[start of The data]
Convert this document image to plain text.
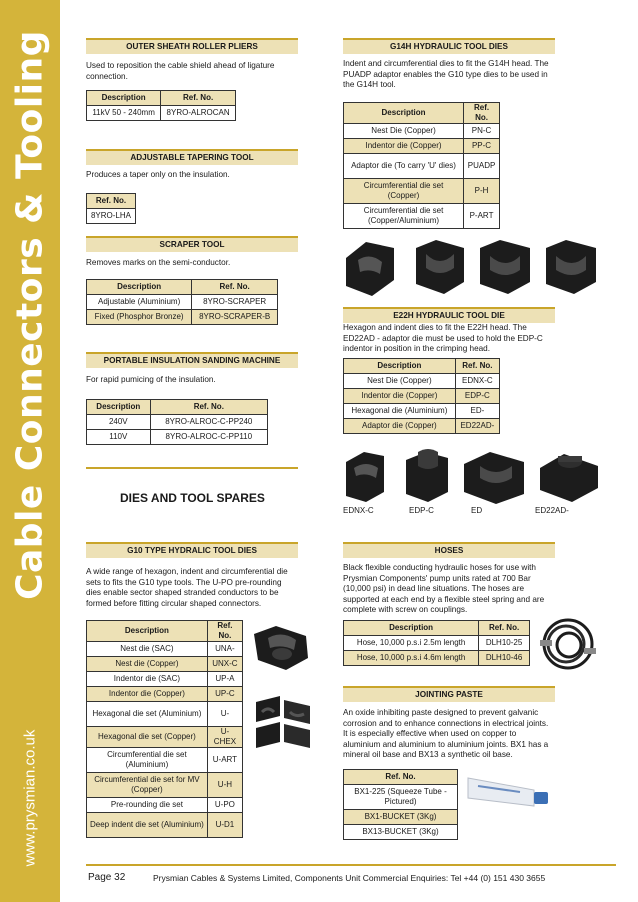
Cable Connectors & Tooling
www.prysmian.co.uk
OUTER SHEATH ROLLER PLIERS
Used to reposition the cable shield ahead of ligature connection.
Description	Ref. No.
11kV 50 - 240mm	8YRO-ALROCAN
ADJUSTABLE TAPERING TOOL
Produces a taper only on the insulation.
Ref. No.
8YRO-LHA
SCRAPER TOOL
Removes marks on the semi-conductor.
Description	Ref. No.
Adjustable (Aluminium)	8YRO-SCRAPER
Fixed (Phosphor Bronze)	8YRO-SCRAPER-B
PORTABLE INSULATION SANDING MACHINE
For rapid pumicing of the insulation.
Description	Ref. No.
240V	8YRO-ALROC-C-PP240
110V	8YRO-ALROC-C-PP110
DIES AND TOOL SPARES
G10 TYPE HYDRALIC TOOL DIES
A wide range of hexagon, indent and circumferential die sets to fits the G10 type tools. The U-PO pre-rounding dies enable sector shaped stranded conductors to be formed before fitting circular shaped connectors.
Description	Ref. No.
Nest die (SAC)	UNA-
Nest die (Copper)	UNX-C
Indentor die (SAC)	UP-A
Indentor die (Copper)	UP-C
Hexagonal die set (Aluminium)	U-
Hexagonal die set (Copper)	U-CHEX
Circumferential die set (Aluminium)	U-ART
Circumferential die set for MV (Copper)	U-H
Pre-rounding die set	U-PO
Deep indent die set (Aluminium)	U-D1
G14H HYDRAULIC TOOL DIES
Indent and circumferential dies to fit the G14H head. The PUADP adaptor enables the G10 type dies to be used in the G14H tool.
Description	Ref. No.
Nest Die (Copper)	PN-C
Indentor die (Copper)	PP-C
Adaptor die (To carry 'U' dies)	PUADP
Circumferential die set (Copper)	P-H
Circumferential die set (Copper/Aluminium)	P-ART
E22H HYDRAULIC TOOL DIE
Hexagon and indent dies to fit the E22H head. The ED22AD - adaptor die must be used to hold the EDP-C indentor in position in the crimping head.
Description	Ref. No.
Nest Die (Copper)	EDNX-C
Indentor die (Copper)	EDP-C
Hexagonal die (Aluminium)	ED-
Adaptor die (Copper)	ED22AD-
EDNX-C	EDP-C	ED	ED22AD-
HOSES
Black flexible conducting hydraulic hoses for use with Prysmian Components' pump units rated at 700 Bar (10,000 psi) in dead line situations. The hoses are supported at each end by a flexible steel spring and are complete with screw on couplings.
Description	Ref. No.
Hose, 10,000 p.s.i 2.5m length	DLH10-25
Hose, 10,000 p.s.i 4.6m length	DLH10-46
JOINTING PASTE
An oxide inhibiting paste designed to prevent galvanic corrosion and to enhance connections in electrical joints. It is especially effective when used on copper to aluminium and aluminium to aluminium joints. BX1 has a mineral oil base and BX13 a synthetic oil base.
Ref. No.
BX1-225 (Squeeze Tube - Pictured)
BX1-BUCKET (3Kg)
BX13-BUCKET (3Kg)
Page 32	Prysmian Cables & Systems Limited, Components Unit Commercial Enquiries: Tel +44 (0) 151 430 3655
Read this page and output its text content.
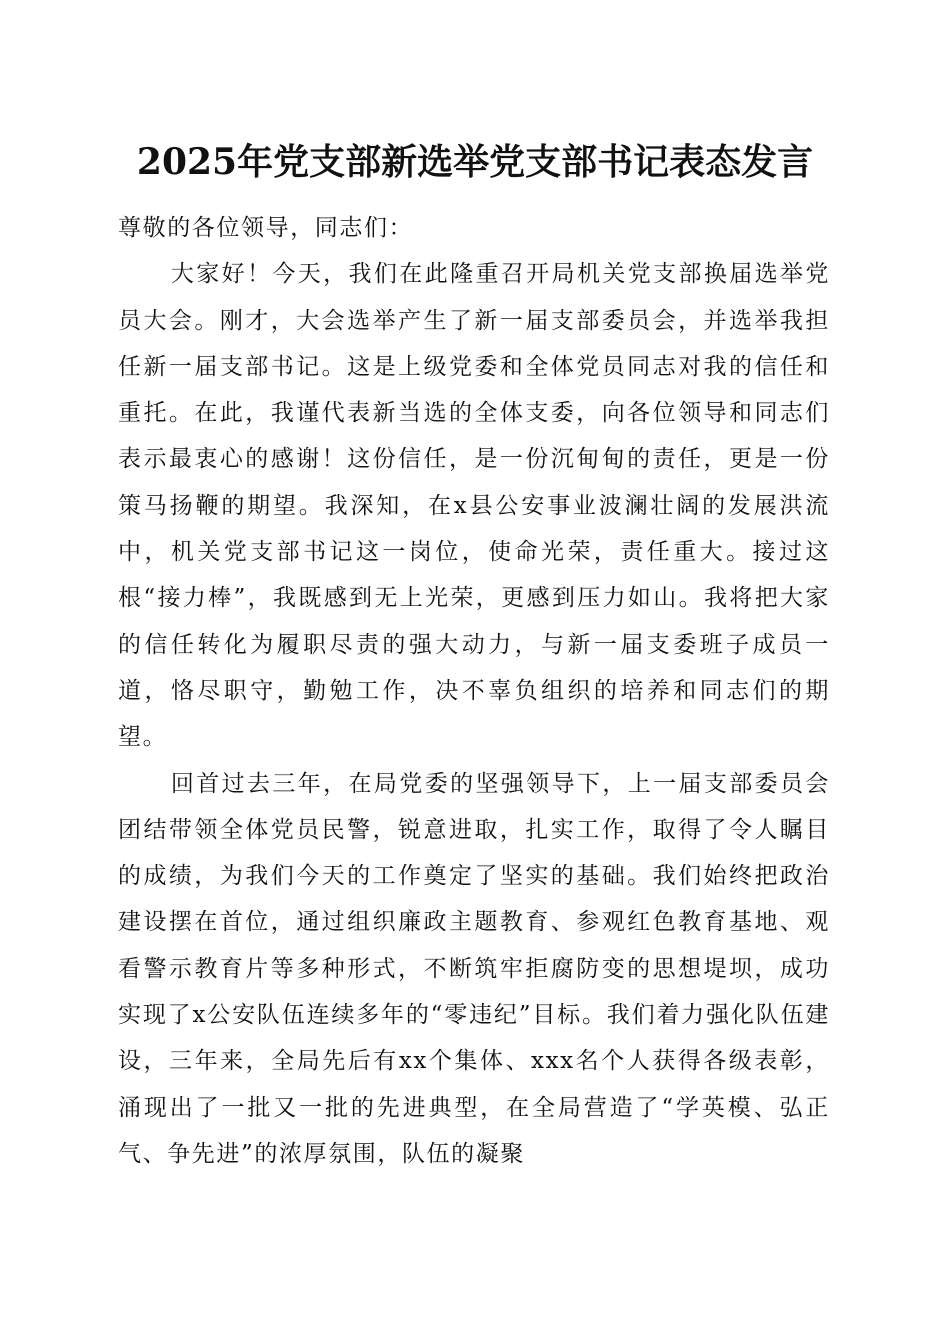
2025年党支部新选举党支部书记表态发言

尊敬的各位领导，同志们：

大家好！今天，我们在此隆重召开局机关党支部换届选举党员大会。刚才，大会选举产生了新一届支部委员会，并选举我担任新一届支部书记。这是上级党委和全体党员同志对我的信任和重托。在此，我谨代表新当选的全体支委，向各位领导和同志们表示最衷心的感谢！这份信任，是一份沉甸甸的责任，更是一份策马扬鞭的期望。我深知，在x县公安事业波澜壮阔的发展洪流中，机关党支部书记这一岗位，使命光荣，责任重大。接过这根“接力棒”，我既感到无上光荣，更感到压力如山。我将把大家的信任转化为履职尽责的强大动力，与新一届支委班子成员一道，恪尽职守，勤勉工作，决不辜负组织的培养和同志们的期望。

回首过去三年，在局党委的坚强领导下，上一届支部委员会团结带领全体党员民警，锐意进取，扎实工作，取得了令人瞩目的成绩，为我们今天的工作奠定了坚实的基础。我们始终把政治建设摆在首位，通过组织廉政主题教育、参观红色教育基地、观看警示教育片等多种形式，不断筑牢拒腐防变的思想堤坝，成功实现了x公安队伍连续多年的“零违纪”目标。我们着力强化队伍建设，三年来，全局先后有xx个集体、xxx名个人获得各级表彰，涌现出了一批又一批的先进典型，在全局营造了“学英模、弘正气、争先进”的浓厚氛围，队伍的凝聚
[end of The data]
**What this task involves:** Scan the records above for the string "text", then report every line that contains it.

**Task answer:**
Convert this document image to plain text.
Read this page and output its text content.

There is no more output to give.